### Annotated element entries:

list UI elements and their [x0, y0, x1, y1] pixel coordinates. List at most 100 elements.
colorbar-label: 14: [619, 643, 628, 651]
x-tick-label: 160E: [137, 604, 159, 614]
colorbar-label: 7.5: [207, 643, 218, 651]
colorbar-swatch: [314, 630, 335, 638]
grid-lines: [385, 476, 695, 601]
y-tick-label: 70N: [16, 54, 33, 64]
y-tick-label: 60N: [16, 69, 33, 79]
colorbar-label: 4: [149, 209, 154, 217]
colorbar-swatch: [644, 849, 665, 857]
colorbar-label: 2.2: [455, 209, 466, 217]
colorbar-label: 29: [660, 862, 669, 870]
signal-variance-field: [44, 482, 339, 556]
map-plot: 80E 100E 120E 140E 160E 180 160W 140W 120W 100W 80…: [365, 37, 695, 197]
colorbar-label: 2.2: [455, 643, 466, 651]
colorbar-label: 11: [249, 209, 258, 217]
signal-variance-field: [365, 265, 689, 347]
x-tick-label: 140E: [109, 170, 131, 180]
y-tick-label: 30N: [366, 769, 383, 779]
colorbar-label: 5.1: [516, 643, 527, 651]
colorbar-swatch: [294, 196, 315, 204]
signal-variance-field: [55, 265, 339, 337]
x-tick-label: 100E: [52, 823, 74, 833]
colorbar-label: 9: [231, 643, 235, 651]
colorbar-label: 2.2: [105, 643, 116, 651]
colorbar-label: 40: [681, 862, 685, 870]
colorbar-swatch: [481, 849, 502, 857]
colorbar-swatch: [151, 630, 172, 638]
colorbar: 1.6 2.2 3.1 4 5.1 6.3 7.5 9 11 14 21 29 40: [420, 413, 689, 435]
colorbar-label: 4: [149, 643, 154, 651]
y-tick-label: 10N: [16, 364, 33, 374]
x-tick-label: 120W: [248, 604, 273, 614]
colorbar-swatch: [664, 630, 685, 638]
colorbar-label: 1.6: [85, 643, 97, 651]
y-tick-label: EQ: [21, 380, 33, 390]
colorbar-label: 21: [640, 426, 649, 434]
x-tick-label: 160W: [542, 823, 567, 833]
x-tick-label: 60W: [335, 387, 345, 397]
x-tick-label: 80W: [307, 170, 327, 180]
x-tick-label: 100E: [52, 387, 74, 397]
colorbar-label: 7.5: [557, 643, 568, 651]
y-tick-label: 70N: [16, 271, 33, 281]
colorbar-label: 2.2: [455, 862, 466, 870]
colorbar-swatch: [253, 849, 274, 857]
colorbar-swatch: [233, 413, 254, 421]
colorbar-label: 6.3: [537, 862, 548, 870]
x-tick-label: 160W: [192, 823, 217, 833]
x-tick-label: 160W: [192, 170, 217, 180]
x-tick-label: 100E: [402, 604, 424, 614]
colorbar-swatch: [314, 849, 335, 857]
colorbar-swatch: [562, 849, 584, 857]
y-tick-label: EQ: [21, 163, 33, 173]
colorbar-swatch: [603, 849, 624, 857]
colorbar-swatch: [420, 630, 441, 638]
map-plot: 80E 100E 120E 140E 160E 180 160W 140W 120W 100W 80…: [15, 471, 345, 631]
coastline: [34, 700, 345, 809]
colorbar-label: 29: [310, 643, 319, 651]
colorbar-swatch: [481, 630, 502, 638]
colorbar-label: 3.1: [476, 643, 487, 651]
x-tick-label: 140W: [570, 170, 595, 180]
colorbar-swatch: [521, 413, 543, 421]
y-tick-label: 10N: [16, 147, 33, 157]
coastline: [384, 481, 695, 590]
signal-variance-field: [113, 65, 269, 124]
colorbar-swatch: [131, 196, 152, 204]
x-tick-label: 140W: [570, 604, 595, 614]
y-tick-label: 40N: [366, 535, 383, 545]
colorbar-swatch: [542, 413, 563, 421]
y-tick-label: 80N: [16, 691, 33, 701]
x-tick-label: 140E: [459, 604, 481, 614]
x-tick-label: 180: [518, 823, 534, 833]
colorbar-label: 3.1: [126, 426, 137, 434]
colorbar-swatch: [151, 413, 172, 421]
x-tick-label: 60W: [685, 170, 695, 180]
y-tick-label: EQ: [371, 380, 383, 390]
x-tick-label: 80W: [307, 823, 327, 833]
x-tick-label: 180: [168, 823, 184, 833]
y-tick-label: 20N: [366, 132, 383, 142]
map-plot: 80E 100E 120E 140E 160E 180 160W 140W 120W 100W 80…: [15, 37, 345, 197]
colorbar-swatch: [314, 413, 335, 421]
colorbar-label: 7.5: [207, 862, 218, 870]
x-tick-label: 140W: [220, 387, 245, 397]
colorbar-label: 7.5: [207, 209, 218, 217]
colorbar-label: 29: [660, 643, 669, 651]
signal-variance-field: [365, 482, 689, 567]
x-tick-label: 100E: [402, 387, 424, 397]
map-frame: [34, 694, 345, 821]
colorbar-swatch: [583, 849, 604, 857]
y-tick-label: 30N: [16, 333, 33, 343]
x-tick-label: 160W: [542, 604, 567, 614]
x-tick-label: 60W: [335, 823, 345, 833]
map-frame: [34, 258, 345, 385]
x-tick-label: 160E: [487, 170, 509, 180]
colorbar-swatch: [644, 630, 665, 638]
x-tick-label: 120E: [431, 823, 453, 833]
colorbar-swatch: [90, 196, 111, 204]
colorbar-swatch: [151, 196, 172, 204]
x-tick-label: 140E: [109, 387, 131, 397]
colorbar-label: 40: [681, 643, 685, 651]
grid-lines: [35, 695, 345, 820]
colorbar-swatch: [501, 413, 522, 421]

### Stated exercise:
Extract every line from the records above and reproduce each one character for character.

### Task solution:
list UI elements and their [x0, y0, x1, y1] pixel coordinates. List at most 100 elements.
colorbar-label: 14: [619, 643, 628, 651]
x-tick-label: 160E: [137, 604, 159, 614]
colorbar-label: 7.5: [207, 643, 218, 651]
colorbar-swatch: [314, 630, 335, 638]
grid-lines: [385, 476, 695, 601]
y-tick-label: 70N: [16, 54, 33, 64]
y-tick-label: 60N: [16, 69, 33, 79]
colorbar-label: 4: [149, 209, 154, 217]
colorbar-swatch: [644, 849, 665, 857]
colorbar-label: 2.2: [455, 209, 466, 217]
colorbar-label: 29: [660, 862, 669, 870]
signal-variance-field: [44, 482, 339, 556]
map-plot: 80E 100E 120E 140E 160E 180 160W 140W 120W 100W 80…: [365, 37, 695, 197]
colorbar-label: 2.2: [455, 643, 466, 651]
colorbar-label: 11: [249, 209, 258, 217]
signal-variance-field: [365, 265, 689, 347]
x-tick-label: 140E: [109, 170, 131, 180]
y-tick-label: 30N: [366, 769, 383, 779]
colorbar-label: 5.1: [516, 643, 527, 651]
colorbar-swatch: [294, 196, 315, 204]
signal-variance-field: [55, 265, 339, 337]
x-tick-label: 100E: [52, 823, 74, 833]
colorbar-label: 9: [231, 643, 235, 651]
colorbar-label: 2.2: [105, 643, 116, 651]
colorbar-label: 40: [681, 862, 685, 870]
colorbar-swatch: [481, 849, 502, 857]
colorbar-swatch: [151, 630, 172, 638]
colorbar: 1.6 2.2 3.1 4 5.1 6.3 7.5 9 11 14 21 29 40: [420, 413, 689, 435]
colorbar-label: 4: [149, 643, 154, 651]
y-tick-label: 10N: [16, 364, 33, 374]
x-tick-label: 120W: [248, 604, 273, 614]
colorbar-swatch: [664, 630, 685, 638]
colorbar-label: 1.6: [85, 643, 97, 651]
y-tick-label: EQ: [21, 380, 33, 390]
colorbar-label: 21: [640, 426, 649, 434]
x-tick-label: 160W: [542, 823, 567, 833]
x-tick-label: 60W: [335, 387, 345, 397]
x-tick-label: 80W: [307, 170, 327, 180]
x-tick-label: 100E: [52, 387, 74, 397]
colorbar-label: 7.5: [557, 643, 568, 651]
y-tick-label: 70N: [16, 271, 33, 281]
colorbar-label: 2.2: [455, 862, 466, 870]
colorbar-swatch: [253, 849, 274, 857]
colorbar-swatch: [233, 413, 254, 421]
colorbar-label: 6.3: [537, 862, 548, 870]
x-tick-label: 160W: [192, 823, 217, 833]
x-tick-label: 160W: [192, 170, 217, 180]
x-tick-label: 100E: [402, 604, 424, 614]
colorbar-swatch: [314, 849, 335, 857]
colorbar-swatch: [562, 849, 584, 857]
y-tick-label: EQ: [21, 163, 33, 173]
colorbar-swatch: [603, 849, 624, 857]
colorbar-swatch: [420, 630, 441, 638]
map-plot: 80E 100E 120E 140E 160E 180 160W 140W 120W 100W 80…: [15, 471, 345, 631]
coastline: [34, 700, 345, 809]
colorbar-label: 29: [310, 643, 319, 651]
colorbar-swatch: [481, 630, 502, 638]
colorbar-label: 3.1: [476, 643, 487, 651]
x-tick-label: 140W: [570, 170, 595, 180]
colorbar-swatch: [521, 413, 543, 421]
y-tick-label: 10N: [16, 147, 33, 157]
coastline: [384, 481, 695, 590]
signal-variance-field: [113, 65, 269, 124]
colorbar-swatch: [131, 196, 152, 204]
x-tick-label: 140W: [570, 604, 595, 614]
y-tick-label: 40N: [366, 535, 383, 545]
colorbar-swatch: [542, 413, 563, 421]
y-tick-label: 80N: [16, 691, 33, 701]
x-tick-label: 140E: [459, 604, 481, 614]
x-tick-label: 180: [518, 823, 534, 833]
colorbar-label: 3.1: [126, 426, 137, 434]
colorbar-swatch: [151, 413, 172, 421]
x-tick-label: 60W: [685, 170, 695, 180]
y-tick-label: EQ: [371, 380, 383, 390]
x-tick-label: 80W: [307, 823, 327, 833]
x-tick-label: 180: [168, 823, 184, 833]
y-tick-label: 20N: [366, 132, 383, 142]
map-plot: 80E 100E 120E 140E 160E 180 160W 140W 120W 100W 80…: [15, 37, 345, 197]
colorbar-swatch: [314, 413, 335, 421]
colorbar-label: 7.5: [207, 862, 218, 870]
x-tick-label: 140W: [220, 387, 245, 397]
colorbar-label: 7.5: [207, 209, 218, 217]
colorbar-label: 29: [660, 643, 669, 651]
signal-variance-field: [365, 482, 689, 567]
x-tick-label: 100E: [402, 387, 424, 397]
map-frame: [34, 694, 345, 821]
colorbar-swatch: [583, 849, 604, 857]
y-tick-label: 30N: [16, 333, 33, 343]
x-tick-label: 160W: [542, 604, 567, 614]
x-tick-label: 60W: [335, 823, 345, 833]
map-frame: [34, 258, 345, 385]
x-tick-label: 160E: [487, 170, 509, 180]
colorbar-swatch: [644, 630, 665, 638]
x-tick-label: 120E: [431, 823, 453, 833]
colorbar-swatch: [90, 196, 111, 204]
colorbar-swatch: [151, 196, 172, 204]
x-tick-label: 140E: [109, 387, 131, 397]
colorbar-label: 40: [681, 643, 685, 651]
grid-lines: [35, 695, 345, 820]
colorbar-swatch: [501, 413, 522, 421]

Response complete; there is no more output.